**What is needed:** Spot each line in the records below where the word "基因型为Aa的个体连续自交" occurs, then copy it.
* start *
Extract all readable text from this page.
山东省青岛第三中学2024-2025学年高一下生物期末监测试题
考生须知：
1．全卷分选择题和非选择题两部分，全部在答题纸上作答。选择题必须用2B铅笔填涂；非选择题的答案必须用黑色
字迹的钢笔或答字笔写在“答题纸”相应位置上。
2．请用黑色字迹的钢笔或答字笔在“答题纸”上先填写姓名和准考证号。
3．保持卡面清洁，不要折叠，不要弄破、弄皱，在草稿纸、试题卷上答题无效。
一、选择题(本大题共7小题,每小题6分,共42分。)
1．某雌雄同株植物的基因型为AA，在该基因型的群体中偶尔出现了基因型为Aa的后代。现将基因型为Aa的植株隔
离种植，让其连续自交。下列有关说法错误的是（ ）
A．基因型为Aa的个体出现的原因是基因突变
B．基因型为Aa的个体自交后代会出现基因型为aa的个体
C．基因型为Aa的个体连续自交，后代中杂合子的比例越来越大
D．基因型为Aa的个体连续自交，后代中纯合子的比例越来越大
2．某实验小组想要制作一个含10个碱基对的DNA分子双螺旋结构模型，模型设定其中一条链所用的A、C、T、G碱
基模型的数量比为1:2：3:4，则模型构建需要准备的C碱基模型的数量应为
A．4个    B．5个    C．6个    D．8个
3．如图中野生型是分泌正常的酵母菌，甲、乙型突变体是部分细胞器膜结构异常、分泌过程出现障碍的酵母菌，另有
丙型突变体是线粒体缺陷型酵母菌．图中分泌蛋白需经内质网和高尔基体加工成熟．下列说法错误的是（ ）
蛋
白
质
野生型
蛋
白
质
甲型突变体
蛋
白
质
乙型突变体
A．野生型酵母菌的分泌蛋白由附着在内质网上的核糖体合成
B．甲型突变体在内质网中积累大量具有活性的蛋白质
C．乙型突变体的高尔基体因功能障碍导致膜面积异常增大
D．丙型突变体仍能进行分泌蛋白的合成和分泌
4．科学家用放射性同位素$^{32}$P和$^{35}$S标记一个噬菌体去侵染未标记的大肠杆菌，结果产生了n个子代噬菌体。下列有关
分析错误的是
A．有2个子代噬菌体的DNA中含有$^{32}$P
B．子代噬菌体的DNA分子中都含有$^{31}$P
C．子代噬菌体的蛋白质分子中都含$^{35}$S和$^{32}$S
* end *
**Answer:**
C．基因型为Aa的个体连续自交，后代中杂合子的比例越来越大
D．基因型为Aa的个体连续自交，后代中纯合子的比例越来越大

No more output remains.